Given information:
________

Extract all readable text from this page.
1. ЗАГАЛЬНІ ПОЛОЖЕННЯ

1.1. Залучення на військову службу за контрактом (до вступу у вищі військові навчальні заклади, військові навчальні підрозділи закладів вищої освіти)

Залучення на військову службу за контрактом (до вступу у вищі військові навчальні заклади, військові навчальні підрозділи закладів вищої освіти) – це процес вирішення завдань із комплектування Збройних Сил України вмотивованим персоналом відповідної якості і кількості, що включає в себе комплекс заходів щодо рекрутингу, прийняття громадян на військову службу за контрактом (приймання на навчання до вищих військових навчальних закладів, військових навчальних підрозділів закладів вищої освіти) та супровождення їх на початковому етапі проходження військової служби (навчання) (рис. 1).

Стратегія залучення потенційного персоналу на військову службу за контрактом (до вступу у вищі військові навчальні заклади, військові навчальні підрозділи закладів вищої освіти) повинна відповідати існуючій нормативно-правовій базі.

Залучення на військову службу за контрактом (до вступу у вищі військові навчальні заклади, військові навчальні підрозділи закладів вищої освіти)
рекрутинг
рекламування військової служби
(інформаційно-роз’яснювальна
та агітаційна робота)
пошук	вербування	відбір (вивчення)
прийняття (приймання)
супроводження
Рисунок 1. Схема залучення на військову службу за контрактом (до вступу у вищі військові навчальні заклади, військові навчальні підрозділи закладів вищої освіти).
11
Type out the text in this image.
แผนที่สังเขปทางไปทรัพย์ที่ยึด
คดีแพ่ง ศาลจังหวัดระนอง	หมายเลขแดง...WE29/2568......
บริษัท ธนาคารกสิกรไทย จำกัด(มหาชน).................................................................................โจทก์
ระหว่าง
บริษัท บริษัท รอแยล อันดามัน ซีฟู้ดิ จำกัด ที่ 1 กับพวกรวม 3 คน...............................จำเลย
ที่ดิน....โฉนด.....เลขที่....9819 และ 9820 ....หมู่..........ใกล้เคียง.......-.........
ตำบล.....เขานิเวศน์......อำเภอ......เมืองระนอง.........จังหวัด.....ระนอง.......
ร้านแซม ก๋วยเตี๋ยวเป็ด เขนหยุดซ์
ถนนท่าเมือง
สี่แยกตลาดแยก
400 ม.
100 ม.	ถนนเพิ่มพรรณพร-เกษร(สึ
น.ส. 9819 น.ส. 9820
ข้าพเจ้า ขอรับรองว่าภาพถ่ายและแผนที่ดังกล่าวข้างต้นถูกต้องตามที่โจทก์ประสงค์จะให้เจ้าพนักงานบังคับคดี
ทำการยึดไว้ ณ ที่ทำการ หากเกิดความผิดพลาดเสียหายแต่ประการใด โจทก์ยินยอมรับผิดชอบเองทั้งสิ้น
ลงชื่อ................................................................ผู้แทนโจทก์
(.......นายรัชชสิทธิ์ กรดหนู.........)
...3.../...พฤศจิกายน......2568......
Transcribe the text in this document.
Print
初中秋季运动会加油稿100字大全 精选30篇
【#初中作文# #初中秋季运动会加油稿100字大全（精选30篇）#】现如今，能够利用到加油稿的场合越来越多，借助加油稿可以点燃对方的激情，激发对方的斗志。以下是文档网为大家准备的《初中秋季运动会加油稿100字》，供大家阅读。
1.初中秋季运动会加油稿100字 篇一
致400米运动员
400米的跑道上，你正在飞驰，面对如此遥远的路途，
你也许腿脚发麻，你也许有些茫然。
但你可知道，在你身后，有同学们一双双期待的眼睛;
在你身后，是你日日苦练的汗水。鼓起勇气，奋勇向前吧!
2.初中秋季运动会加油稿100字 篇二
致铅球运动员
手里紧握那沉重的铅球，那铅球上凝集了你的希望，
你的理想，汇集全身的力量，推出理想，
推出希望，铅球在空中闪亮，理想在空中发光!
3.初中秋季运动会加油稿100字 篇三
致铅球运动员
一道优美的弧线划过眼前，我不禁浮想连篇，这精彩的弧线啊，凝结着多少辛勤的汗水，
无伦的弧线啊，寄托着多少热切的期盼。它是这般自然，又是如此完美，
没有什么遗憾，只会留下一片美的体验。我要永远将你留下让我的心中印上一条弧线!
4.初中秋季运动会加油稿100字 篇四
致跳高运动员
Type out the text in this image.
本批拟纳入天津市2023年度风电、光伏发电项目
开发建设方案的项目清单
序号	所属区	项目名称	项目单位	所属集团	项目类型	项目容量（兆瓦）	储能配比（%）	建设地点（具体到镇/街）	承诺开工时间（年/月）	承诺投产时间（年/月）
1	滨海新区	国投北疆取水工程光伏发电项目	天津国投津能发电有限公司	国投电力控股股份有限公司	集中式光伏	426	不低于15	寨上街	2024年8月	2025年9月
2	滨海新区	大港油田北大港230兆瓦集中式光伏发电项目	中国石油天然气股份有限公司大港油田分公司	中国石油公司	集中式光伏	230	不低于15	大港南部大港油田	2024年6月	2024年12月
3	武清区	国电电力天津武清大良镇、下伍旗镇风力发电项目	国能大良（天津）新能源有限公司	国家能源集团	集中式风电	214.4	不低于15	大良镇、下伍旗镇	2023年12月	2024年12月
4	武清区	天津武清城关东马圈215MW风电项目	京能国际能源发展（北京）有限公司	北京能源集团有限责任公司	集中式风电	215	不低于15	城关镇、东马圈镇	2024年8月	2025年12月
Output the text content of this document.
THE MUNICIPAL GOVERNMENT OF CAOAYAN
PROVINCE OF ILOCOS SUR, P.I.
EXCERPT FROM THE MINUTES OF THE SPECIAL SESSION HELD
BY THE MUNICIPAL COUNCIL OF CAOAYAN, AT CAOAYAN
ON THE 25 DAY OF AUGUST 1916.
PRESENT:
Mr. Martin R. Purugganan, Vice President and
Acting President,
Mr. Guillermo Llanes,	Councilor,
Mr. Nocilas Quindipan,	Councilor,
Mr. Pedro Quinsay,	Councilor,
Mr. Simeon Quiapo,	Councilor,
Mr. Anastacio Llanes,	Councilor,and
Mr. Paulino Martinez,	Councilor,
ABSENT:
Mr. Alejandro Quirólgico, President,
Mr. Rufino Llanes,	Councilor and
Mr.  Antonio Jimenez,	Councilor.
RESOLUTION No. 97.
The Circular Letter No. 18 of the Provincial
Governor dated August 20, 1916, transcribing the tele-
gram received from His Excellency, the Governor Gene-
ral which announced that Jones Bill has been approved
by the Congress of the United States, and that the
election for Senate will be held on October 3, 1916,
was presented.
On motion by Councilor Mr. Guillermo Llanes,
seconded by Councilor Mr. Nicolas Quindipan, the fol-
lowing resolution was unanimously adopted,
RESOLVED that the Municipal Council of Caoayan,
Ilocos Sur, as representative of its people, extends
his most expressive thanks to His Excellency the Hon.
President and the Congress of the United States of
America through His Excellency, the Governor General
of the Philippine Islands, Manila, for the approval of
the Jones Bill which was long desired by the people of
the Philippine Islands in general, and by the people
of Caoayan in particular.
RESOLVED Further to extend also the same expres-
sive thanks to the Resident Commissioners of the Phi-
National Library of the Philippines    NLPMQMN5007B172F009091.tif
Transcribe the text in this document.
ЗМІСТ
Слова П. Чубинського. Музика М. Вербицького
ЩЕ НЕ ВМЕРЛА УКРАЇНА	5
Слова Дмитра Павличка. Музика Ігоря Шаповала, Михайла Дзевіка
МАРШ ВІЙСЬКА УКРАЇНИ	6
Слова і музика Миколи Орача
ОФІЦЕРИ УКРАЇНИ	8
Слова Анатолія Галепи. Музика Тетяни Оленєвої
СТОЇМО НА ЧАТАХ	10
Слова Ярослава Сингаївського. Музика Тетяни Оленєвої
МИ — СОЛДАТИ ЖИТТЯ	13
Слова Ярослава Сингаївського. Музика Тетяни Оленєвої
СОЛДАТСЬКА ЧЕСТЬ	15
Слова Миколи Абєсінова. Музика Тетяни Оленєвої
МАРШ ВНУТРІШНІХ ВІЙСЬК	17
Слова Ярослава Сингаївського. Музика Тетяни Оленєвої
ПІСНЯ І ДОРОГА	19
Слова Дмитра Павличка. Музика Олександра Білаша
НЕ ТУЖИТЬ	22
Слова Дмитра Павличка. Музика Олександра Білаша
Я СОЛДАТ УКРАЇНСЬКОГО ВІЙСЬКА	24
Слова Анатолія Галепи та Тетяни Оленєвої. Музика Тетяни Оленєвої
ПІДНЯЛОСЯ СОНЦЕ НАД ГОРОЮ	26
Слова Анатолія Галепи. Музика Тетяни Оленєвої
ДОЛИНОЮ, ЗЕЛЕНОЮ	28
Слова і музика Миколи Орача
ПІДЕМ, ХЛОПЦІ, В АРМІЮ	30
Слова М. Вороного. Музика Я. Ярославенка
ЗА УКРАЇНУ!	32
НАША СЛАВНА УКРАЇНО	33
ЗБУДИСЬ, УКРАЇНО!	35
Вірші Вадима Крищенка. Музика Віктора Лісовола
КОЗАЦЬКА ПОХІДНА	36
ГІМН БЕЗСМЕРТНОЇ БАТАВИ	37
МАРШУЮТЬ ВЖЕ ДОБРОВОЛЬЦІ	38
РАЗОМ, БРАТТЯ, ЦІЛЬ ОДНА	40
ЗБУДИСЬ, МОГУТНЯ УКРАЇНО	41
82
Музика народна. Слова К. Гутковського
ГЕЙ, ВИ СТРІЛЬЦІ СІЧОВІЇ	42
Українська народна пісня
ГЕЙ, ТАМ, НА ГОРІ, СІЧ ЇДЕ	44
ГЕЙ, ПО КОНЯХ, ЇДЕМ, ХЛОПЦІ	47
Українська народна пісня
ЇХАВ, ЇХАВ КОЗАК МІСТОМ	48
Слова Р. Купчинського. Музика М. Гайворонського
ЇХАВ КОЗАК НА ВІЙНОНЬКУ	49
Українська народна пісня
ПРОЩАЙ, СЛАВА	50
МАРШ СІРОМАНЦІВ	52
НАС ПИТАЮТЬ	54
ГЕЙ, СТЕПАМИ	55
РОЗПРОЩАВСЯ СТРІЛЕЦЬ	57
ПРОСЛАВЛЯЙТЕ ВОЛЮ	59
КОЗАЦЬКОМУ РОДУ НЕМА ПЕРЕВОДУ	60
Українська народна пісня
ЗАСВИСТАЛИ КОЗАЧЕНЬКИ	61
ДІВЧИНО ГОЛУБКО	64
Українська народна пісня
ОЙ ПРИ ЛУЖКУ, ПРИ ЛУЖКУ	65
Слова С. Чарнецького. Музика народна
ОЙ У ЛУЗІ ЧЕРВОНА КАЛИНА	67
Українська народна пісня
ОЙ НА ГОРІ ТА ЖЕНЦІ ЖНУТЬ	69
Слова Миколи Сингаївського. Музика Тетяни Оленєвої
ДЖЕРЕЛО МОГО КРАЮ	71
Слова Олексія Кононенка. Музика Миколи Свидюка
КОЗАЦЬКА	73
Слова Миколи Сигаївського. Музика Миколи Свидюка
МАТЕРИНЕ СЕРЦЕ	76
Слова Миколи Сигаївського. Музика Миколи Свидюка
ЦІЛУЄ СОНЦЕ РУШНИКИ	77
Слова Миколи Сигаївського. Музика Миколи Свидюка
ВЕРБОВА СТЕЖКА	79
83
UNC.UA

________

Request: Extract every line above containing the word "Quindipan".

Answer:
Mr. Nocilas Quindipan,	Councilor,
seconded by Councilor Mr. Nicolas Quindipan, the fol-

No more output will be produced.